Source extract
■ ■ ■ ■ ■ ■ ■

Ilona Markova First Russian Drafted to PWHL

Boston drafted Ilona Markova Monday night, making her the first Russian selected by a PWHL team. League assured Boston they had no issue with them drafting a Russian player.

Ilona Markova First Russian Drafted to PWHL
Markova at the 2021 IIHF Women's World Championships | Photo via IIHF

Ilona Markova is the first Russian to be drafted to the PWHL. She was selected 37th overall by Boston at the PWHL’s 2024 draft in Minnesota. The 22-year-old forward is from Kirov, Russia, east of St Petersburg and Moscow.

Markova has played in the Russian women’s hockey league, the ZhHL, since the 2017-18 season. She has played for Agidel Ufa since 2018-19 and was selected as a league all-star this year. According to her profile on Elite Prospects, Markova had 40 points in 42 games in 2023-24.

No Russians declared for the PWHL draft last year, and she was the only Russian to declare for the draft this year.

Baston general manager Danielle Marmer called Markova a "sleeper pick." She said Markova is incredibly talented, but they knew she is a "player we might have a bit of a bit of an issue with the visa situation," she told reporters at a press conference following the draft.

The Russian has been a member of the national program since 2018, when she played with the under-18 team at the world championships. She was one of the team's best players in 2018 and 2019 and captained the team in 2020.

She played at the 2021 World Championships for the Russian Olympic Committee. All Russian athletes at Olympic and world championships were barred from competing under the Russian flag as part of a multi-year sanctions package in response to multiple doping offences.

■ ■ ■ ■ ■ ■ ■

Provided records

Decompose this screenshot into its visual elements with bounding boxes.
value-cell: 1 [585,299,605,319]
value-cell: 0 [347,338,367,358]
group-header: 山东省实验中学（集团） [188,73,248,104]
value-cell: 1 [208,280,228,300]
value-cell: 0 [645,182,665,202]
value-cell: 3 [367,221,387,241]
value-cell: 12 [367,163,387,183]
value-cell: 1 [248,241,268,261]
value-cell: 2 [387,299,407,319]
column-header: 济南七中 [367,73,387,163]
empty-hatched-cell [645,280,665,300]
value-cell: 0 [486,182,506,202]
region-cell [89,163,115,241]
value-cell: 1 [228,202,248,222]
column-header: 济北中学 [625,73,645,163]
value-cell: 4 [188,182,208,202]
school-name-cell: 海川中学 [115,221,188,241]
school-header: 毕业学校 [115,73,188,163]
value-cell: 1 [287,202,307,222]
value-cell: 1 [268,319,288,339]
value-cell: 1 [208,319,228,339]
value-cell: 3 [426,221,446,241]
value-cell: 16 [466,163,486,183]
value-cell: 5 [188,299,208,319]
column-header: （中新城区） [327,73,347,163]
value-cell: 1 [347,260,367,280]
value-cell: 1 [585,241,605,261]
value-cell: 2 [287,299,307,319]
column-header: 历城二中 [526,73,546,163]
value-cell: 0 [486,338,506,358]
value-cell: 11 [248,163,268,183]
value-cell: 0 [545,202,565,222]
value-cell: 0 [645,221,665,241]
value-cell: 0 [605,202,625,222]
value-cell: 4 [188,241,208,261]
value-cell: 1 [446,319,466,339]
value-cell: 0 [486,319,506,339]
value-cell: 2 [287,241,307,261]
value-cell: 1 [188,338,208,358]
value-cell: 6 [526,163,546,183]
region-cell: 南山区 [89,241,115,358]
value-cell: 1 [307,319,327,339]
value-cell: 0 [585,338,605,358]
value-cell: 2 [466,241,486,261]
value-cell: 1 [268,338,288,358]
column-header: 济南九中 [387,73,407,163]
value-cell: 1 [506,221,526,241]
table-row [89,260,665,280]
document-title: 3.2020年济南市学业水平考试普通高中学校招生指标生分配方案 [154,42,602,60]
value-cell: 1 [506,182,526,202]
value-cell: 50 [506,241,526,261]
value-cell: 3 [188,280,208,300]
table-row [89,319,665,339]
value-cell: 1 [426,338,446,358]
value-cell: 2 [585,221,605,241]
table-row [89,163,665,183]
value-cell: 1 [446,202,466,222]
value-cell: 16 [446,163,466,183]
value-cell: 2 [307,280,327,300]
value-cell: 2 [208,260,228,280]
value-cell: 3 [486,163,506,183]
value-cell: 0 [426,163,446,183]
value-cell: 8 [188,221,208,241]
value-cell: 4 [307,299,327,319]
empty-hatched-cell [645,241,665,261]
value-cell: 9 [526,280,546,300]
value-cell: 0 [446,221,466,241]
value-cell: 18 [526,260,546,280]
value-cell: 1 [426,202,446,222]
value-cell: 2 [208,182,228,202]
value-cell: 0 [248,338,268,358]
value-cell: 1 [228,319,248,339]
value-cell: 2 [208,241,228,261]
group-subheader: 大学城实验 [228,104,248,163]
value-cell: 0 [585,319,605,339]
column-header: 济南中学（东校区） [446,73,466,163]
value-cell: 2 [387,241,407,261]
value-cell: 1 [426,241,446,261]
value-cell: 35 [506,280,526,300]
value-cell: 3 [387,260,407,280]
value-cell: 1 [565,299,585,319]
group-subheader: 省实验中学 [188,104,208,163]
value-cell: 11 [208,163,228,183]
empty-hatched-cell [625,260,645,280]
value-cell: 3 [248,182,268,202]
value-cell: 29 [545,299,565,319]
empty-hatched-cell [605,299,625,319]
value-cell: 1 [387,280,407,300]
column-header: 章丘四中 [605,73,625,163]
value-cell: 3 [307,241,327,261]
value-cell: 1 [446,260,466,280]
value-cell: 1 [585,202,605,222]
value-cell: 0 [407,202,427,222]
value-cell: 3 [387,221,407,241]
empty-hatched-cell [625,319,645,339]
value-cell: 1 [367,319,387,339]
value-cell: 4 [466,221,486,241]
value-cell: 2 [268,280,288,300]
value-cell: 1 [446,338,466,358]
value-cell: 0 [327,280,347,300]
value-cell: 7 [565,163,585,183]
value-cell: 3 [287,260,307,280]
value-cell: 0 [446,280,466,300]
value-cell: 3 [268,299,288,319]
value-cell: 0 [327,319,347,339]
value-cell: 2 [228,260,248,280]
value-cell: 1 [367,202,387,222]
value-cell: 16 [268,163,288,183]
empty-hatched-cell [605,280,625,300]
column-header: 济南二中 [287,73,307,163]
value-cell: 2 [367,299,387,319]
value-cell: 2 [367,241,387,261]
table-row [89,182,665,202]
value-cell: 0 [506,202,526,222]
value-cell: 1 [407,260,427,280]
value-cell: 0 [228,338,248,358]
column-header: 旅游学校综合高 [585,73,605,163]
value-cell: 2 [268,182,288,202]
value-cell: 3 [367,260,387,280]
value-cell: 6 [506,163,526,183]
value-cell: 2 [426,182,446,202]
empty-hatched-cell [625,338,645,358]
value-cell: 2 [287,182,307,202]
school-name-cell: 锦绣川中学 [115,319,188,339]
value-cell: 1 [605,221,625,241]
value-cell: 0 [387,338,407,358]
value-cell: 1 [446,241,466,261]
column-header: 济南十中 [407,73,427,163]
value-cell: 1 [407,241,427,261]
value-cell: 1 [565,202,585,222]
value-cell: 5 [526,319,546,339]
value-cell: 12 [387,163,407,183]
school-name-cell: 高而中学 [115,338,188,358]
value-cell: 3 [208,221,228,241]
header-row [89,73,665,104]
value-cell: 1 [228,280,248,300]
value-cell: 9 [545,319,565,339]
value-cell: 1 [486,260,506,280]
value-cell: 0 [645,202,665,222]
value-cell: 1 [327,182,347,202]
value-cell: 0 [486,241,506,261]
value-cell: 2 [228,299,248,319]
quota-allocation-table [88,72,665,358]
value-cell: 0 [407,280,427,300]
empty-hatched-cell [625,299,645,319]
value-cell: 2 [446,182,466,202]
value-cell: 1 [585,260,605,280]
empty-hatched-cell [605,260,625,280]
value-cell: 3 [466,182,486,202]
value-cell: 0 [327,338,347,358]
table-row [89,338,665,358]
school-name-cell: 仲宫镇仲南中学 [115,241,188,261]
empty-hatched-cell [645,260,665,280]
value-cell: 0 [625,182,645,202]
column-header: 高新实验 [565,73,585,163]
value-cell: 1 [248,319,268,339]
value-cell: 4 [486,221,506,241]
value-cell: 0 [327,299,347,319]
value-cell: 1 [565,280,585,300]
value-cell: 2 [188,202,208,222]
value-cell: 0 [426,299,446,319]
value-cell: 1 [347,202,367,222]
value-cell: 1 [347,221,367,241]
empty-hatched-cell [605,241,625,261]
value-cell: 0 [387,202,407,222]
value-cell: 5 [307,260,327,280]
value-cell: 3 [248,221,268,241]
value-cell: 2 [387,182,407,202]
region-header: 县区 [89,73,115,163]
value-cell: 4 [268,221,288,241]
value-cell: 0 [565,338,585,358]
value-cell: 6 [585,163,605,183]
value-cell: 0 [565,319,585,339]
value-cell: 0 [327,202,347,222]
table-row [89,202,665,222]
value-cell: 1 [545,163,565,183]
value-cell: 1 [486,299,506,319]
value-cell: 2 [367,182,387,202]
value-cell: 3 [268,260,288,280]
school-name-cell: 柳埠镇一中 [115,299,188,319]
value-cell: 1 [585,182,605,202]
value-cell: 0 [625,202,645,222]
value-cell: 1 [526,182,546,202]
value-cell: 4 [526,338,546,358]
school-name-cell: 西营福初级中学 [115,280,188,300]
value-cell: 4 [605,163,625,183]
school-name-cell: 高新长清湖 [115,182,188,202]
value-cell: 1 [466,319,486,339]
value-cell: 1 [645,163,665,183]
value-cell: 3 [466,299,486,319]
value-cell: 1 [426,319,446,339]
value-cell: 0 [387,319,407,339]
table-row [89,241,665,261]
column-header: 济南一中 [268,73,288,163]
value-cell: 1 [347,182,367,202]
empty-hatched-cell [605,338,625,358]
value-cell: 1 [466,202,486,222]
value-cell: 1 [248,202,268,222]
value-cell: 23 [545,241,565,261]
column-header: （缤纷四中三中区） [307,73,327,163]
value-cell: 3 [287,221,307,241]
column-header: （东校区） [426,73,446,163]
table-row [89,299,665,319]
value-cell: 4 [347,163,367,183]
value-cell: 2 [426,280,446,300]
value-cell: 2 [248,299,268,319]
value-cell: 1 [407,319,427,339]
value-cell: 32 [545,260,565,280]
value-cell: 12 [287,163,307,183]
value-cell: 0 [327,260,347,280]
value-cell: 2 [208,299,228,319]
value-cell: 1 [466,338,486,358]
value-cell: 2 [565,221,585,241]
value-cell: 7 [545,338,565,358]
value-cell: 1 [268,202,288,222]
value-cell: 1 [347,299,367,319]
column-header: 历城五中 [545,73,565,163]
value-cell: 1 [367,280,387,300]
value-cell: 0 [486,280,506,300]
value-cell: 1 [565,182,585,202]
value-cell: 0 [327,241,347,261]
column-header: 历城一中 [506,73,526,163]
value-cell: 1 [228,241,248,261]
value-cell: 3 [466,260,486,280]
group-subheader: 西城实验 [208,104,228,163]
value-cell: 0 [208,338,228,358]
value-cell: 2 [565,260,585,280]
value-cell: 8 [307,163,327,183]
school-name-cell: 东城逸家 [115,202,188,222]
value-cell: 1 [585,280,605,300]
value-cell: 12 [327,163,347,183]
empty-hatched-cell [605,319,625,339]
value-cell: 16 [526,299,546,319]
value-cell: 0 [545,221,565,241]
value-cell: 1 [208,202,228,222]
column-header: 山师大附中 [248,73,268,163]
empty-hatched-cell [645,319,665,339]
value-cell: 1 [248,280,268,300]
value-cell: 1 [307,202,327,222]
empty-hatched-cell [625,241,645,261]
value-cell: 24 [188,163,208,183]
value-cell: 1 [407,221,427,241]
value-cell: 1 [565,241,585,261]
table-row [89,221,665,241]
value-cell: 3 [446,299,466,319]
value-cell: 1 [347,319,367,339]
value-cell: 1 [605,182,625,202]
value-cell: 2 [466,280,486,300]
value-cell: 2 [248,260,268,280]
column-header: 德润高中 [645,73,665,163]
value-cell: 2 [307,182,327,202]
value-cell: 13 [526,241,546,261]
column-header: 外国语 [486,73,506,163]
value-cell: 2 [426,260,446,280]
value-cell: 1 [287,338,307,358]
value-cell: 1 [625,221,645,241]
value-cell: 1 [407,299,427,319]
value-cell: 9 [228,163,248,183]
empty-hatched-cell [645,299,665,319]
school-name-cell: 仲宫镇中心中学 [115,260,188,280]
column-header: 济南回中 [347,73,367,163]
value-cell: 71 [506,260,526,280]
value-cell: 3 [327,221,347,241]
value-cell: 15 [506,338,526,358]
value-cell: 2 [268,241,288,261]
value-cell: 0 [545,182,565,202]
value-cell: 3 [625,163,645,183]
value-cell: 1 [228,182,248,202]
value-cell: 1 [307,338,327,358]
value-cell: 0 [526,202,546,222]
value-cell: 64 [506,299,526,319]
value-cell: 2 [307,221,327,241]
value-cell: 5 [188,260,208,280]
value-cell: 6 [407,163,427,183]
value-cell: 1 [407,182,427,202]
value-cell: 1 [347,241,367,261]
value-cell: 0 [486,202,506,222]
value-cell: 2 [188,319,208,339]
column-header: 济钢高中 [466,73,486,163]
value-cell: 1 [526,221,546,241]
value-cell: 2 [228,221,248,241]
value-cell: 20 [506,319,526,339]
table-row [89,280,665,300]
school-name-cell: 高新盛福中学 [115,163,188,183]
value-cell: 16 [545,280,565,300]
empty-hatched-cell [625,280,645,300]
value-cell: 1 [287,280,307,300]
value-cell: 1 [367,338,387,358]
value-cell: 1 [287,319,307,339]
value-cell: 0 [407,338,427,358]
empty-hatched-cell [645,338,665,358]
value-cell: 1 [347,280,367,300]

■ ■ ■ ■ ■ ■ ■

Brief
Carry on the article about Ilona Markova's PWHL draft selection, starting after its last sentence. The items have nothing to do with what follows.

Result of this exercise
She was selected for the ROC Olympic team in 2022 but tested positive for COVID-19 shortly before the team departed for Beijing. She expressed her frustration on social media that the test came after weeks of isolation ahead of travel to China.

Since the 2022 Olympics, Russia has been barred from most international competitions in response to Russia’s full-scale invasion of Ukraine. Russia invaded and began intense bombing of Ukraine in Feb. 2022, escalating a war that started in 2014. The International Olympic Committee suspended Russia from international athletic competition for an undetermined length of time for Russia's occupation of Ukrainian territory, according to the IOC website.

Markova has continued to play with the national program since 2022, and the team has played in smaller tournaments. Russia's women's hockey league shared photos of Markova with her national teammates in Russian uniforms in Kazakhstan and Belarus.

The biggest challenge for Boston and Markova may be to come. According to the website of the USA's embassy in Russia, they have suspended immigration and visa services for Russians out of that embassy. Visas for Russians are now processed out of the US embassy in Poland. Markova will be able to apply for an employment-based visa through the Warsaw embassy.

NHL players come to the United States on a P-1A Visa for athletes, but according to the US Citizenship and Immigration website, players must be associated with a league generating more than $10 million in annual revenue to qualify.

I do not know if PWHL players will be eligible for P-1A visas. They could possibly qualify for P-1B entertainer visas. At the end of the day, Markova will have to apply for a work visa, and I don't know how challenging that will be.

But Boston's general manager is optimistic. Marmer said the league assured her they had no issue drafting a Russian player and would make efforts to help Markova immigrate.

"The league is already working on it. We're doing our best to make sure she can play next season," Marmer said. She said she's spoken with Markova's agent but not Markova yet.